* begin Working data *
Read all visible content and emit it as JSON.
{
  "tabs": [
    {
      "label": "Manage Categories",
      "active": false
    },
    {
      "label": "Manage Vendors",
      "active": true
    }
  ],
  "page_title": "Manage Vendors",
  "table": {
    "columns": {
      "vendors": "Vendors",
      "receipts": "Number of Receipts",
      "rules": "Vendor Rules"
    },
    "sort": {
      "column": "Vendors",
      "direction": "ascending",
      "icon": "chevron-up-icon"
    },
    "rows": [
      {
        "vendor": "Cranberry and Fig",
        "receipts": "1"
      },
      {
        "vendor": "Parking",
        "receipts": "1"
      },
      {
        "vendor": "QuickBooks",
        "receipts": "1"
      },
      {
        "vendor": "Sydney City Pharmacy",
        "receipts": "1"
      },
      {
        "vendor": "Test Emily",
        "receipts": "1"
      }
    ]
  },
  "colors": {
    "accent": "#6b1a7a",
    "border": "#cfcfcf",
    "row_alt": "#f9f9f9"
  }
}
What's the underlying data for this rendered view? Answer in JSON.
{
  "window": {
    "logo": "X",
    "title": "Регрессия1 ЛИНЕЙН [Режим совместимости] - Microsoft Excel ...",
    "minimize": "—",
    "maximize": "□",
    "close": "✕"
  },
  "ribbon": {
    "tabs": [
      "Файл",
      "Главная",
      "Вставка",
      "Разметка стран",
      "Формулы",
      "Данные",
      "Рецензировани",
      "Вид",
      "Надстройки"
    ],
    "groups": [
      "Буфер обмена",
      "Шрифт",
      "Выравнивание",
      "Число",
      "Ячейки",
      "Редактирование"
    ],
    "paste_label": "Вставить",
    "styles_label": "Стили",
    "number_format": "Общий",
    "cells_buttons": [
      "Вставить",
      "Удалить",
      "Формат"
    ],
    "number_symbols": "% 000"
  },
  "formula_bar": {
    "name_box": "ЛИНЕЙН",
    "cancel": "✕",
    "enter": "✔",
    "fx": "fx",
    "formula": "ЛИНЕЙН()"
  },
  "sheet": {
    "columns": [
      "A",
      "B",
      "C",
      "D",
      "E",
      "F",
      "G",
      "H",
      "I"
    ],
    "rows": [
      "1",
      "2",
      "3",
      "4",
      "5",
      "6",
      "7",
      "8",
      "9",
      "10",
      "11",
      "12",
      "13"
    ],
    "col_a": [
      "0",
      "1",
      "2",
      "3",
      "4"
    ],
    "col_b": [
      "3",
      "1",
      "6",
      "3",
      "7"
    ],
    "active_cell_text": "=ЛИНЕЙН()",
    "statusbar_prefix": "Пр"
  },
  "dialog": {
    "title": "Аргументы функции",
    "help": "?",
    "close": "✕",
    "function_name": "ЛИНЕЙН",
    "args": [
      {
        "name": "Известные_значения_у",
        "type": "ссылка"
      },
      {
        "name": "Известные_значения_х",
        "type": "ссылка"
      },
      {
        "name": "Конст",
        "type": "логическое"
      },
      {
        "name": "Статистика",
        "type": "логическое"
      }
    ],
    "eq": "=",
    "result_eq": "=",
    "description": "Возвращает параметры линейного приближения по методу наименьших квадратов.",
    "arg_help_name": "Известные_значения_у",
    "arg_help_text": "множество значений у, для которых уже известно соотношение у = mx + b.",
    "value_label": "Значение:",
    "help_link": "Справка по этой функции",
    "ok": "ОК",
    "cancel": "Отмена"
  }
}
* end Working data *
◆ Your objective
Your task is to output the full set of records exactly as presented.

◆ Full response
Read all visible content and emit it as JSON.
{
  "tabs": [
    {
      "label": "Manage Categories",
      "active": false
    },
    {
      "label": "Manage Vendors",
      "active": true
    }
  ],
  "page_title": "Manage Vendors",
  "table": {
    "columns": {
      "vendors": "Vendors",
      "receipts": "Number of Receipts",
      "rules": "Vendor Rules"
    },
    "sort": {
      "column": "Vendors",
      "direction": "ascending",
      "icon": "chevron-up-icon"
    },
    "rows": [
      {
        "vendor": "Cranberry and Fig",
        "receipts": "1"
      },
      {
        "vendor": "Parking",
        "receipts": "1"
      },
      {
        "vendor": "QuickBooks",
        "receipts": "1"
      },
      {
        "vendor": "Sydney City Pharmacy",
        "receipts": "1"
      },
      {
        "vendor": "Test Emily",
        "receipts": "1"
      }
    ]
  },
  "colors": {
    "accent": "#6b1a7a",
    "border": "#cfcfcf",
    "row_alt": "#f9f9f9"
  }
}
What's the underlying data for this rendered view? Answer in JSON.
{
  "window": {
    "logo": "X",
    "title": "Регрессия1 ЛИНЕЙН [Режим совместимости] - Microsoft Excel ...",
    "minimize": "—",
    "maximize": "□",
    "close": "✕"
  },
  "ribbon": {
    "tabs": [
      "Файл",
      "Главная",
      "Вставка",
      "Разметка стран",
      "Формулы",
      "Данные",
      "Рецензировани",
      "Вид",
      "Надстройки"
    ],
    "groups": [
      "Буфер обмена",
      "Шрифт",
      "Выравнивание",
      "Число",
      "Ячейки",
      "Редактирование"
    ],
    "paste_label": "Вставить",
    "styles_label": "Стили",
    "number_format": "Общий",
    "cells_buttons": [
      "Вставить",
      "Удалить",
      "Формат"
    ],
    "number_symbols": "% 000"
  },
  "formula_bar": {
    "name_box": "ЛИНЕЙН",
    "cancel": "✕",
    "enter": "✔",
    "fx": "fx",
    "formula": "ЛИНЕЙН()"
  },
  "sheet": {
    "columns": [
      "A",
      "B",
      "C",
      "D",
      "E",
      "F",
      "G",
      "H",
      "I"
    ],
    "rows": [
      "1",
      "2",
      "3",
      "4",
      "5",
      "6",
      "7",
      "8",
      "9",
      "10",
      "11",
      "12",
      "13"
    ],
    "col_a": [
      "0",
      "1",
      "2",
      "3",
      "4"
    ],
    "col_b": [
      "3",
      "1",
      "6",
      "3",
      "7"
    ],
    "active_cell_text": "=ЛИНЕЙН()",
    "statusbar_prefix": "Пр"
  },
  "dialog": {
    "title": "Аргументы функции",
    "help": "?",
    "close": "✕",
    "function_name": "ЛИНЕЙН",
    "args": [
      {
        "name": "Известные_значения_у",
        "type": "ссылка"
      },
      {
        "name": "Известные_значения_х",
        "type": "ссылка"
      },
      {
        "name": "Конст",
        "type": "логическое"
      },
      {
        "name": "Статистика",
        "type": "логическое"
      }
    ],
    "eq": "=",
    "result_eq": "=",
    "description": "Возвращает параметры линейного приближения по методу наименьших квадратов.",
    "arg_help_name": "Известные_значения_у",
    "arg_help_text": "множество значений у, для которых уже известно соотношение у = mx + b.",
    "value_label": "Значение:",
    "help_link": "Справка по этой функции",
    "ok": "ОК",
    "cancel": "Отмена"
  }
}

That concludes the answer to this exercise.